* Begin DATASET ROWS *
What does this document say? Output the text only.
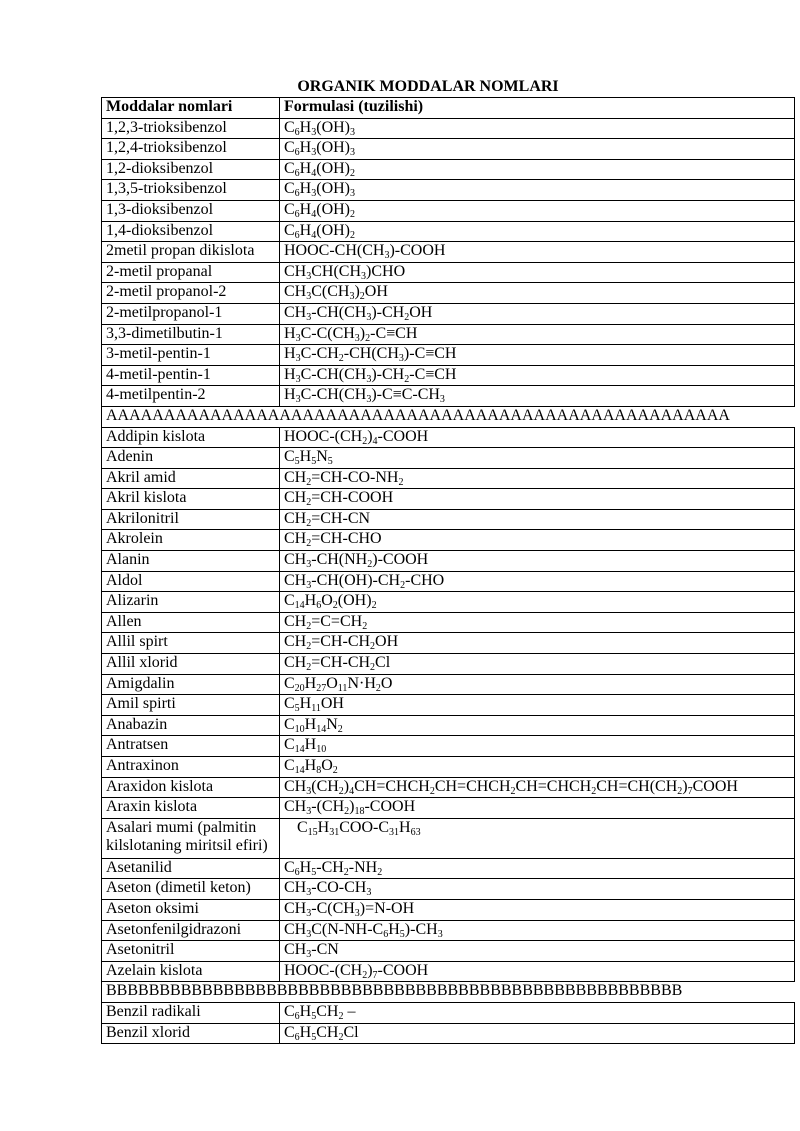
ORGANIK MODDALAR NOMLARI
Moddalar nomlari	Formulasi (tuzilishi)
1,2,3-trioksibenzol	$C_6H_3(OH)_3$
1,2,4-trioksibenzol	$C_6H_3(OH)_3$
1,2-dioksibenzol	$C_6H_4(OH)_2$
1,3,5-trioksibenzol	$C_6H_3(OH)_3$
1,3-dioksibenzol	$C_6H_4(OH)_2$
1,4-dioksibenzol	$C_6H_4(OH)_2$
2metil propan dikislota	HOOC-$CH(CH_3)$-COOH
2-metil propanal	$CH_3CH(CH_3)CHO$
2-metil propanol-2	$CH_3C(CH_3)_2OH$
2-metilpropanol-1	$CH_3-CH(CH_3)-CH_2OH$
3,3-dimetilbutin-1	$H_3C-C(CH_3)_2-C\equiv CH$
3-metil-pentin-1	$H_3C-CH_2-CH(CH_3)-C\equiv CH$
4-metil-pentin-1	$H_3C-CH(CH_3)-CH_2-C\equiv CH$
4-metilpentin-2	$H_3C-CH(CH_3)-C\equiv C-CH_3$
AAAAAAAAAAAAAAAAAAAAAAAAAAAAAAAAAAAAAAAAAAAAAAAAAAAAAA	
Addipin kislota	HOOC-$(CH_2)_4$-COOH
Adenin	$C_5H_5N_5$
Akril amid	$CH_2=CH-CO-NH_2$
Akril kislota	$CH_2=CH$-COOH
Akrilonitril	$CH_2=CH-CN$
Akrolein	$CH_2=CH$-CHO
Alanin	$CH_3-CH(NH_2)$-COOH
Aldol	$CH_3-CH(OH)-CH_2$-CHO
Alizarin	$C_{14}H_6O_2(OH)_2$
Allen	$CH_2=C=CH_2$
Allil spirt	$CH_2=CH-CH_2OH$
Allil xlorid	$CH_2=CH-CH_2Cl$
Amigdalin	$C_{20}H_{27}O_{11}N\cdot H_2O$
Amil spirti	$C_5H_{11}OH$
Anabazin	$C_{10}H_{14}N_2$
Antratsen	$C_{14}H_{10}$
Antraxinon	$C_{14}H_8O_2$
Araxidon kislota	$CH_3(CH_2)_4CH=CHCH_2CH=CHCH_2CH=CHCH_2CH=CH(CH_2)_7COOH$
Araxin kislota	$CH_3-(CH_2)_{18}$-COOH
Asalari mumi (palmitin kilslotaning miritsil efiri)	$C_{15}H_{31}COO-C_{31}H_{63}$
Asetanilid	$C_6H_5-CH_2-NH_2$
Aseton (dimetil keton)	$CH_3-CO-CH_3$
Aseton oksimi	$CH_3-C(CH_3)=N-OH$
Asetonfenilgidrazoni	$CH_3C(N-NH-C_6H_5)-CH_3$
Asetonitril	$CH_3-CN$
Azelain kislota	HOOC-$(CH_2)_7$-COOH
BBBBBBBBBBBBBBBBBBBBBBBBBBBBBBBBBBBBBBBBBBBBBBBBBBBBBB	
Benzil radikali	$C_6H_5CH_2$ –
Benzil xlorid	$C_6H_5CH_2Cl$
* End DATASET ROWS *
STATED PROBLEM - Search the entries for the word "HOOC", then list each line that holds it.

ANSWER TO THE PROBLEM -
2metil propan dikislota	HOOC-$CH(CH_3)$-COOH
Addipin kislota	HOOC-$(CH_2)_4$-COOH
Azelain kislota	HOOC-$(CH_2)_7$-COOH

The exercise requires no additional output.